** Start of Record set **
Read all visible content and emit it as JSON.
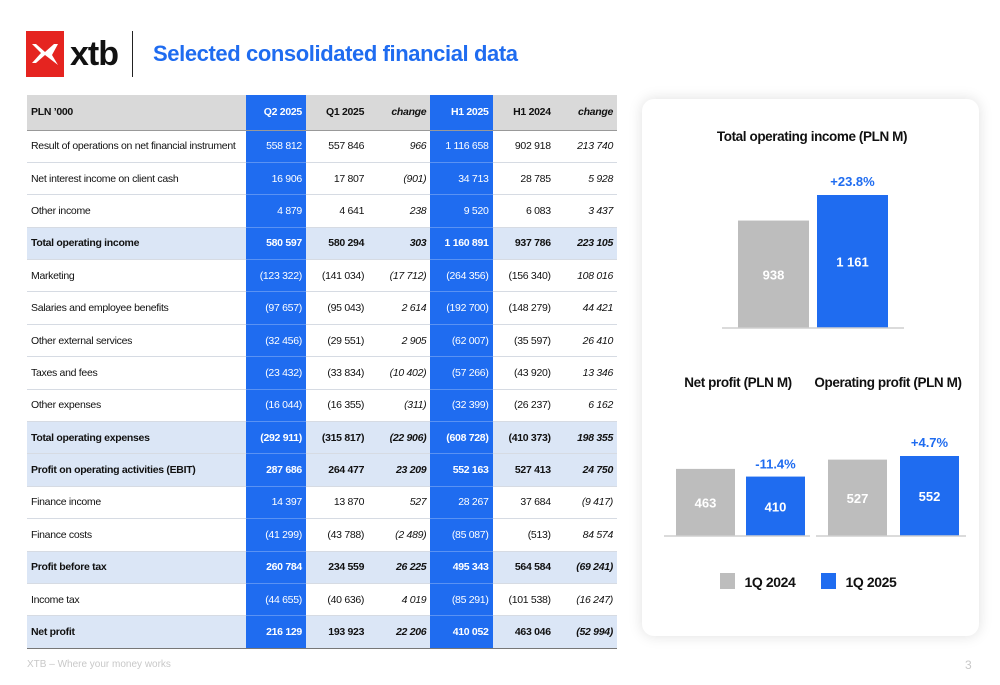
{
  "header": {
    "logo_text": "xtb",
    "title": "Selected consolidated financial data"
  },
  "table": {
    "columns": [
      "PLN ’000",
      "Q2 2025",
      "Q1 2025",
      "change",
      "H1 2025",
      "H1 2024",
      "change"
    ],
    "rows": [
      {
        "label": "Result of operations on net financial instrument",
        "bold": false,
        "values": [
          "558 812",
          "557 846",
          "966",
          "1 116 658",
          "902 918",
          "213 740"
        ]
      },
      {
        "label": "Net interest income on client cash",
        "bold": false,
        "values": [
          "16 906",
          "17 807",
          "(901)",
          "34 713",
          "28 785",
          "5 928"
        ]
      },
      {
        "label": "Other income",
        "bold": false,
        "values": [
          "4 879",
          "4 641",
          "238",
          "9 520",
          "6 083",
          "3 437"
        ]
      },
      {
        "label": "Total operating income",
        "bold": true,
        "values": [
          "580 597",
          "580 294",
          "303",
          "1 160 891",
          "937 786",
          "223 105"
        ]
      },
      {
        "label": "Marketing",
        "bold": false,
        "values": [
          "(123 322)",
          "(141 034)",
          "(17 712)",
          "(264 356)",
          "(156 340)",
          "108 016"
        ]
      },
      {
        "label": "Salaries and employee benefits",
        "bold": false,
        "values": [
          "(97 657)",
          "(95 043)",
          "2 614",
          "(192 700)",
          "(148 279)",
          "44 421"
        ]
      },
      {
        "label": "Other external services",
        "bold": false,
        "values": [
          "(32 456)",
          "(29 551)",
          "2 905",
          "(62 007)",
          "(35 597)",
          "26 410"
        ]
      },
      {
        "label": "Taxes and fees",
        "bold": false,
        "values": [
          "(23 432)",
          "(33 834)",
          "(10 402)",
          "(57 266)",
          "(43 920)",
          "13 346"
        ]
      },
      {
        "label": "Other expenses",
        "bold": false,
        "values": [
          "(16 044)",
          "(16 355)",
          "(311)",
          "(32 399)",
          "(26 237)",
          "6 162"
        ]
      },
      {
        "label": "Total operating expenses",
        "bold": true,
        "values": [
          "(292 911)",
          "(315 817)",
          "(22 906)",
          "(608 728)",
          "(410 373)",
          "198 355"
        ]
      },
      {
        "label": "Profit on operating activities (EBIT)",
        "bold": true,
        "values": [
          "287 686",
          "264 477",
          "23 209",
          "552 163",
          "527 413",
          "24 750"
        ]
      },
      {
        "label": "Finance income",
        "bold": false,
        "values": [
          "14 397",
          "13 870",
          "527",
          "28 267",
          "37 684",
          "(9 417)"
        ]
      },
      {
        "label": "Finance costs",
        "bold": false,
        "values": [
          "(41 299)",
          "(43 788)",
          "(2 489)",
          "(85 087)",
          "(513)",
          "84 574"
        ]
      },
      {
        "label": "Profit before tax",
        "bold": true,
        "values": [
          "260 784",
          "234 559",
          "26 225",
          "495 343",
          "564 584",
          "(69 241)"
        ]
      },
      {
        "label": "Income tax",
        "bold": false,
        "values": [
          "(44 655)",
          "(40 636)",
          "4 019",
          "(85 291)",
          "(101 538)",
          "(16 247)"
        ]
      },
      {
        "label": "Net profit",
        "bold": true,
        "values": [
          "216 129",
          "193 923",
          "22 206",
          "410 052",
          "463 046",
          "(52 994)"
        ]
      }
    ]
  },
  "colors": {
    "accent_blue": "#1f6cf0",
    "grey_bar": "#bdbdbd",
    "logo_red": "#e52420"
  },
  "chart_data": [
    {
      "type": "bar",
      "title": "Total operating income (PLN M)",
      "series": [
        {
          "name": "1Q 2024",
          "values": [
            938
          ]
        },
        {
          "name": "1Q 2025",
          "values": [
            1161
          ]
        }
      ],
      "value_labels": [
        "938",
        "1 161"
      ],
      "change_label": "+23.8%"
    },
    {
      "type": "bar",
      "title": "Net profit (PLN M)",
      "series": [
        {
          "name": "1Q 2024",
          "values": [
            463
          ]
        },
        {
          "name": "1Q 2025",
          "values": [
            410
          ]
        }
      ],
      "value_labels": [
        "463",
        "410"
      ],
      "change_label": "-11.4%"
    },
    {
      "type": "bar",
      "title": "Operating profit (PLN M)",
      "series": [
        {
          "name": "1Q 2024",
          "values": [
            527
          ]
        },
        {
          "name": "1Q 2025",
          "values": [
            552
          ]
        }
      ],
      "value_labels": [
        "527",
        "552"
      ],
      "change_label": "+4.7%"
    }
  ],
  "legend": {
    "placement": "bottom",
    "items": [
      {
        "label": "1Q 2024",
        "color": "#bdbdbd"
      },
      {
        "label": "1Q 2025",
        "color": "#1f6cf0"
      }
    ]
  },
  "footer": {
    "tagline": "XTB – Where your money works",
    "page_number": "3"
  }
}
** End of Record set **
• _Task goal_:
Repeat the material above word for word and skip every image in it.

• _Finished exercise_:
Read all visible content and emit it as JSON.
{
  "header": {
    "logo_text": "xtb",
    "title": "Selected consolidated financial data"
  },
  "table": {
    "columns": [
      "PLN ’000",
      "Q2 2025",
      "Q1 2025",
      "change",
      "H1 2025",
      "H1 2024",
      "change"
    ],
    "rows": [
      {
        "label": "Result of operations on net financial instrument",
        "bold": false,
        "values": [
          "558 812",
          "557 846",
          "966",
          "1 116 658",
          "902 918",
          "213 740"
        ]
      },
      {
        "label": "Net interest income on client cash",
        "bold": false,
        "values": [
          "16 906",
          "17 807",
          "(901)",
          "34 713",
          "28 785",
          "5 928"
        ]
      },
      {
        "label": "Other income",
        "bold": false,
        "values": [
          "4 879",
          "4 641",
          "238",
          "9 520",
          "6 083",
          "3 437"
        ]
      },
      {
        "label": "Total operating income",
        "bold": true,
        "values": [
          "580 597",
          "580 294",
          "303",
          "1 160 891",
          "937 786",
          "223 105"
        ]
      },
      {
        "label": "Marketing",
        "bold": false,
        "values": [
          "(123 322)",
          "(141 034)",
          "(17 712)",
          "(264 356)",
          "(156 340)",
          "108 016"
        ]
      },
      {
        "label": "Salaries and employee benefits",
        "bold": false,
        "values": [
          "(97 657)",
          "(95 043)",
          "2 614",
          "(192 700)",
          "(148 279)",
          "44 421"
        ]
      },
      {
        "label": "Other external services",
        "bold": false,
        "values": [
          "(32 456)",
          "(29 551)",
          "2 905",
          "(62 007)",
          "(35 597)",
          "26 410"
        ]
      },
      {
        "label": "Taxes and fees",
        "bold": false,
        "values": [
          "(23 432)",
          "(33 834)",
          "(10 402)",
          "(57 266)",
          "(43 920)",
          "13 346"
        ]
      },
      {
        "label": "Other expenses",
        "bold": false,
        "values": [
          "(16 044)",
          "(16 355)",
          "(311)",
          "(32 399)",
          "(26 237)",
          "6 162"
        ]
      },
      {
        "label": "Total operating expenses",
        "bold": true,
        "values": [
          "(292 911)",
          "(315 817)",
          "(22 906)",
          "(608 728)",
          "(410 373)",
          "198 355"
        ]
      },
      {
        "label": "Profit on operating activities (EBIT)",
        "bold": true,
        "values": [
          "287 686",
          "264 477",
          "23 209",
          "552 163",
          "527 413",
          "24 750"
        ]
      },
      {
        "label": "Finance income",
        "bold": false,
        "values": [
          "14 397",
          "13 870",
          "527",
          "28 267",
          "37 684",
          "(9 417)"
        ]
      },
      {
        "label": "Finance costs",
        "bold": false,
        "values": [
          "(41 299)",
          "(43 788)",
          "(2 489)",
          "(85 087)",
          "(513)",
          "84 574"
        ]
      },
      {
        "label": "Profit before tax",
        "bold": true,
        "values": [
          "260 784",
          "234 559",
          "26 225",
          "495 343",
          "564 584",
          "(69 241)"
        ]
      },
      {
        "label": "Income tax",
        "bold": false,
        "values": [
          "(44 655)",
          "(40 636)",
          "4 019",
          "(85 291)",
          "(101 538)",
          "(16 247)"
        ]
      },
      {
        "label": "Net profit",
        "bold": true,
        "values": [
          "216 129",
          "193 923",
          "22 206",
          "410 052",
          "463 046",
          "(52 994)"
        ]
      }
    ]
  },
  "colors": {
    "accent_blue": "#1f6cf0",
    "grey_bar": "#bdbdbd",
    "logo_red": "#e52420"
  },
  "chart_data": [
    {
      "type": "bar",
      "title": "Total operating income (PLN M)",
      "series": [
        {
          "name": "1Q 2024",
          "values": [
            938
          ]
        },
        {
          "name": "1Q 2025",
          "values": [
            1161
          ]
        }
      ],
      "value_labels": [
        "938",
        "1 161"
      ],
      "change_label": "+23.8%"
    },
    {
      "type": "bar",
      "title": "Net profit (PLN M)",
      "series": [
        {
          "name": "1Q 2024",
          "values": [
            463
          ]
        },
        {
          "name": "1Q 2025",
          "values": [
            410
          ]
        }
      ],
      "value_labels": [
        "463",
        "410"
      ],
      "change_label": "-11.4%"
    },
    {
      "type": "bar",
      "title": "Operating profit (PLN M)",
      "series": [
        {
          "name": "1Q 2024",
          "values": [
            527
          ]
        },
        {
          "name": "1Q 2025",
          "values": [
            552
          ]
        }
      ],
      "value_labels": [
        "527",
        "552"
      ],
      "change_label": "+4.7%"
    }
  ],
  "legend": {
    "placement": "bottom",
    "items": [
      {
        "label": "1Q 2024",
        "color": "#bdbdbd"
      },
      {
        "label": "1Q 2025",
        "color": "#1f6cf0"
      }
    ]
  },
  "footer": {
    "tagline": "XTB – Where your money works",
    "page_number": "3"
  }
}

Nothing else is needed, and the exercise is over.